# Supplied records
>> start

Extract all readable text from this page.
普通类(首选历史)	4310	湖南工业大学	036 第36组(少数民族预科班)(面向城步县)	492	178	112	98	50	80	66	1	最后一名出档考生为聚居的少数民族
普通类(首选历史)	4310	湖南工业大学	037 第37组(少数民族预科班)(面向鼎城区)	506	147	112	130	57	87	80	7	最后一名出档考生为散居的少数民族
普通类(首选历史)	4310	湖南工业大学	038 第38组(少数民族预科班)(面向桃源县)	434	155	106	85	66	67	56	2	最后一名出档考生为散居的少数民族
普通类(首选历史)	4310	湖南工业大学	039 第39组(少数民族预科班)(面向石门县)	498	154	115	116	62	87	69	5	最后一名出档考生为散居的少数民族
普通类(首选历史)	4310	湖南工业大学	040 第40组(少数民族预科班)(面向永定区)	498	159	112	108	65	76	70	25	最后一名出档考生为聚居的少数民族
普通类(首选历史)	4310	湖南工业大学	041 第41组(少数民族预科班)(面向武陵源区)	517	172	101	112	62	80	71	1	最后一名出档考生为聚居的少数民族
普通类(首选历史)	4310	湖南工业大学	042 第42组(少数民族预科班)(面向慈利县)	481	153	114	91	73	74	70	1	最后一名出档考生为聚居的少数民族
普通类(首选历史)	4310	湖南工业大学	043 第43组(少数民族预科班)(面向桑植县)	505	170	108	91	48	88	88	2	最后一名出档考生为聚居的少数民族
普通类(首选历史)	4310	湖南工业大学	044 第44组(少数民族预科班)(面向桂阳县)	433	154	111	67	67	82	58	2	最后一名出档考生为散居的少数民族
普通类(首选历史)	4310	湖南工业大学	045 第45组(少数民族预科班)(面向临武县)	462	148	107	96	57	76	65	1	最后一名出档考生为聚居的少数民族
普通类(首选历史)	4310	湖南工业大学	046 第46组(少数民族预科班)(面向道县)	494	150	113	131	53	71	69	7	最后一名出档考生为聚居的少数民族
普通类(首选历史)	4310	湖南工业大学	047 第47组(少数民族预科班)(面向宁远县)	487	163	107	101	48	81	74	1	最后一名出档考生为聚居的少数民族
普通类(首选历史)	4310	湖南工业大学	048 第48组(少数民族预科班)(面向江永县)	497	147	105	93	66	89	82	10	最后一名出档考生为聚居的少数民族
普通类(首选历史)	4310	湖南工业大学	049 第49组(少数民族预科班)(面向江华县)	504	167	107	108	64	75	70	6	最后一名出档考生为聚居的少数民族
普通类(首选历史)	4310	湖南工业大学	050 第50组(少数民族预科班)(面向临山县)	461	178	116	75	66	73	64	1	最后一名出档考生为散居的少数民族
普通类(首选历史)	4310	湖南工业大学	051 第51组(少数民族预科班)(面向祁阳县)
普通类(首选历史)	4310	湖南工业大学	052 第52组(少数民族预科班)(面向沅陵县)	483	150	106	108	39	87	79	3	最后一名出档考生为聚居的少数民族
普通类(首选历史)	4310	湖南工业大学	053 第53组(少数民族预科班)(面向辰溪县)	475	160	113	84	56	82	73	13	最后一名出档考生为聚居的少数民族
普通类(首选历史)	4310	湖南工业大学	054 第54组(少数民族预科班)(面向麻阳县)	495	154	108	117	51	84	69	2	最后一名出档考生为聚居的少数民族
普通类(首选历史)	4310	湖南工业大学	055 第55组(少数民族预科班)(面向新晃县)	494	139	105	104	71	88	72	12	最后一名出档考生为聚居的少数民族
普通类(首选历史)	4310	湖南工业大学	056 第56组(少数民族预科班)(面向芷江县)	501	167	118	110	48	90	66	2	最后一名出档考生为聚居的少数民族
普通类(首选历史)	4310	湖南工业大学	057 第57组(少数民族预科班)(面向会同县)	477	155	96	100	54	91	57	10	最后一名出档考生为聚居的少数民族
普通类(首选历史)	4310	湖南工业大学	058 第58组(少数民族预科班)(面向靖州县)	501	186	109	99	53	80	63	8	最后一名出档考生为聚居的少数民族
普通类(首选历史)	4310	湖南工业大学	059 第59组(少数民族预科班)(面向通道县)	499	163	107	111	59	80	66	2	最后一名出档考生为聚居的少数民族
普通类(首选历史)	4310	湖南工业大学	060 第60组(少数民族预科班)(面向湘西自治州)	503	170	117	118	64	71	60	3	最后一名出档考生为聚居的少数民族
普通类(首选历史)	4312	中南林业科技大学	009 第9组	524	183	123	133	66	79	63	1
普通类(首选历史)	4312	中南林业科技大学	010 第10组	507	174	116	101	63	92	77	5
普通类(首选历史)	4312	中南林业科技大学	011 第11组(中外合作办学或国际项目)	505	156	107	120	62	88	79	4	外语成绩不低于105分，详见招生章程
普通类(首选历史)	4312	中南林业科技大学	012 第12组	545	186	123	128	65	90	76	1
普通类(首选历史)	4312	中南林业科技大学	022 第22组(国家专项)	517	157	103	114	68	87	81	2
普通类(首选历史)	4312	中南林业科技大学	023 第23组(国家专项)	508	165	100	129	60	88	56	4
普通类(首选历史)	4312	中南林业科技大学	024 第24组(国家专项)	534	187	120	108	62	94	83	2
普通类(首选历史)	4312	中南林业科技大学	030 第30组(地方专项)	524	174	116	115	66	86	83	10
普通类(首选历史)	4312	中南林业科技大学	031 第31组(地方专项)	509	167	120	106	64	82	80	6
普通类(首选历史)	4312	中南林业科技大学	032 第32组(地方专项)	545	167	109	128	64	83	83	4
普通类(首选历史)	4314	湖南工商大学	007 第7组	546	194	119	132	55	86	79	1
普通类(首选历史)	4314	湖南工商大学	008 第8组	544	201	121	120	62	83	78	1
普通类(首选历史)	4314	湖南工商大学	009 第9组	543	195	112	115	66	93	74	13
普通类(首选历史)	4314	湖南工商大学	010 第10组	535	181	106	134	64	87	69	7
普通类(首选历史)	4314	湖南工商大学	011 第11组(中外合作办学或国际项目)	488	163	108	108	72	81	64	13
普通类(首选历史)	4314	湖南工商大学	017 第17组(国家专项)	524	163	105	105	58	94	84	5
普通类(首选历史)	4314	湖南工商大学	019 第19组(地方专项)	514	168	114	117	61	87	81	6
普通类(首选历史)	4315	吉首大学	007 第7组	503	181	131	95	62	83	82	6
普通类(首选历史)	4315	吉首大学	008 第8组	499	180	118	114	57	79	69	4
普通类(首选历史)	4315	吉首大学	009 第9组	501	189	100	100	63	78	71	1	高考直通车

>> end

# Exercise brief
From the data, list each line in which the string "吉首大学" appears.

# Result below
普通类(首选历史)	4315	吉首大学	007 第7组	503	181	131	95	62	83	82	6
普通类(首选历史)	4315	吉首大学	008 第8组	499	180	118	114	57	79	69	4
普通类(首选历史)	4315	吉首大学	009 第9组	501	189	100	100	63	78	71	1	高考直通车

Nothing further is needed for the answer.